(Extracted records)
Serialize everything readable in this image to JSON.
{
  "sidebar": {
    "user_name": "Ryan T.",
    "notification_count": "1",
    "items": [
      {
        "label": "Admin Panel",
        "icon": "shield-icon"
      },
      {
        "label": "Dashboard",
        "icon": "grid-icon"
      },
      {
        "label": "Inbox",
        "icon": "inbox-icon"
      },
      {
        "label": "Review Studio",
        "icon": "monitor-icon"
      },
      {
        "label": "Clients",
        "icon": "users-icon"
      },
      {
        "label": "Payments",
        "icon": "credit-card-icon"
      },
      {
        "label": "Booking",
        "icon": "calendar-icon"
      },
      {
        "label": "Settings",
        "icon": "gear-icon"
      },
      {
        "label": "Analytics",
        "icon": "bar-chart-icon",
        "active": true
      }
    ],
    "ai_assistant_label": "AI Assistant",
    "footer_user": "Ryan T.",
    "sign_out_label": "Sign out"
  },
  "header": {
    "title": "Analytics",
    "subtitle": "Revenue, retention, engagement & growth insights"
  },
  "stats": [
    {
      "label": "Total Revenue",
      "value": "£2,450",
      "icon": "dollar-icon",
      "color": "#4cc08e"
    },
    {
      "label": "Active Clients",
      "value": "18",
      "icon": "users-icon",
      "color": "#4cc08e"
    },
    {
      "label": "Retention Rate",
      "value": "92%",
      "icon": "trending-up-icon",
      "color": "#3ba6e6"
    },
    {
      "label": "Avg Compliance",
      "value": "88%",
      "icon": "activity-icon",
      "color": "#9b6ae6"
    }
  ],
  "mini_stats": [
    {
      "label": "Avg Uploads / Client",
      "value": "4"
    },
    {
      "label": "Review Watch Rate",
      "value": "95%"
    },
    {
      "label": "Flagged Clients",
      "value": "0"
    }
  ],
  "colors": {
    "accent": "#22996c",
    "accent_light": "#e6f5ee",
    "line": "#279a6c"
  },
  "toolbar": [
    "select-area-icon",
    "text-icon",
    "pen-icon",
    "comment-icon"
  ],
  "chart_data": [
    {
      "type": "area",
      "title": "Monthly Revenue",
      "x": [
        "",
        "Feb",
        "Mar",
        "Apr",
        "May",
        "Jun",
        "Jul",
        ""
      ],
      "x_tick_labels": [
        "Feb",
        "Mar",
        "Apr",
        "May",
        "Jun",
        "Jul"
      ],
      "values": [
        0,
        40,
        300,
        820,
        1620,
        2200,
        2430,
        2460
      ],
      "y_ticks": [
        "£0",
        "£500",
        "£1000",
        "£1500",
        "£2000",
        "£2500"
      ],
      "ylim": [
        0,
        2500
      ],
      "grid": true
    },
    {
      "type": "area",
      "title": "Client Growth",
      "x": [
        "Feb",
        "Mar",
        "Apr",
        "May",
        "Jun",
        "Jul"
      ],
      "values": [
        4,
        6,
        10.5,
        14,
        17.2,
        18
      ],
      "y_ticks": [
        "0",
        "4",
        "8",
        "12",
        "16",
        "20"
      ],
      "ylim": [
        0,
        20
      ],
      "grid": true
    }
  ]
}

### SHORT PROBLEM:
Every line above should be printed again exactly as it stands.

### CORRECT RESULT:
Serialize everything readable in this image to JSON.
{
  "sidebar": {
    "user_name": "Ryan T.",
    "notification_count": "1",
    "items": [
      {
        "label": "Admin Panel",
        "icon": "shield-icon"
      },
      {
        "label": "Dashboard",
        "icon": "grid-icon"
      },
      {
        "label": "Inbox",
        "icon": "inbox-icon"
      },
      {
        "label": "Review Studio",
        "icon": "monitor-icon"
      },
      {
        "label": "Clients",
        "icon": "users-icon"
      },
      {
        "label": "Payments",
        "icon": "credit-card-icon"
      },
      {
        "label": "Booking",
        "icon": "calendar-icon"
      },
      {
        "label": "Settings",
        "icon": "gear-icon"
      },
      {
        "label": "Analytics",
        "icon": "bar-chart-icon",
        "active": true
      }
    ],
    "ai_assistant_label": "AI Assistant",
    "footer_user": "Ryan T.",
    "sign_out_label": "Sign out"
  },
  "header": {
    "title": "Analytics",
    "subtitle": "Revenue, retention, engagement & growth insights"
  },
  "stats": [
    {
      "label": "Total Revenue",
      "value": "£2,450",
      "icon": "dollar-icon",
      "color": "#4cc08e"
    },
    {
      "label": "Active Clients",
      "value": "18",
      "icon": "users-icon",
      "color": "#4cc08e"
    },
    {
      "label": "Retention Rate",
      "value": "92%",
      "icon": "trending-up-icon",
      "color": "#3ba6e6"
    },
    {
      "label": "Avg Compliance",
      "value": "88%",
      "icon": "activity-icon",
      "color": "#9b6ae6"
    }
  ],
  "mini_stats": [
    {
      "label": "Avg Uploads / Client",
      "value": "4"
    },
    {
      "label": "Review Watch Rate",
      "value": "95%"
    },
    {
      "label": "Flagged Clients",
      "value": "0"
    }
  ],
  "colors": {
    "accent": "#22996c",
    "accent_light": "#e6f5ee",
    "line": "#279a6c"
  },
  "toolbar": [
    "select-area-icon",
    "text-icon",
    "pen-icon",
    "comment-icon"
  ],
  "chart_data": [
    {
      "type": "area",
      "title": "Monthly Revenue",
      "x": [
        "",
        "Feb",
        "Mar",
        "Apr",
        "May",
        "Jun",
        "Jul",
        ""
      ],
      "x_tick_labels": [
        "Feb",
        "Mar",
        "Apr",
        "May",
        "Jun",
        "Jul"
      ],
      "values": [
        0,
        40,
        300,
        820,
        1620,
        2200,
        2430,
        2460
      ],
      "y_ticks": [
        "£0",
        "£500",
        "£1000",
        "£1500",
        "£2000",
        "£2500"
      ],
      "ylim": [
        0,
        2500
      ],
      "grid": true
    },
    {
      "type": "area",
      "title": "Client Growth",
      "x": [
        "Feb",
        "Mar",
        "Apr",
        "May",
        "Jun",
        "Jul"
      ],
      "values": [
        4,
        6,
        10.5,
        14,
        17.2,
        18
      ],
      "y_ticks": [
        "0",
        "4",
        "8",
        "12",
        "16",
        "20"
      ],
      "ylim": [
        0,
        20
      ],
      "grid": true
    }
  ]
}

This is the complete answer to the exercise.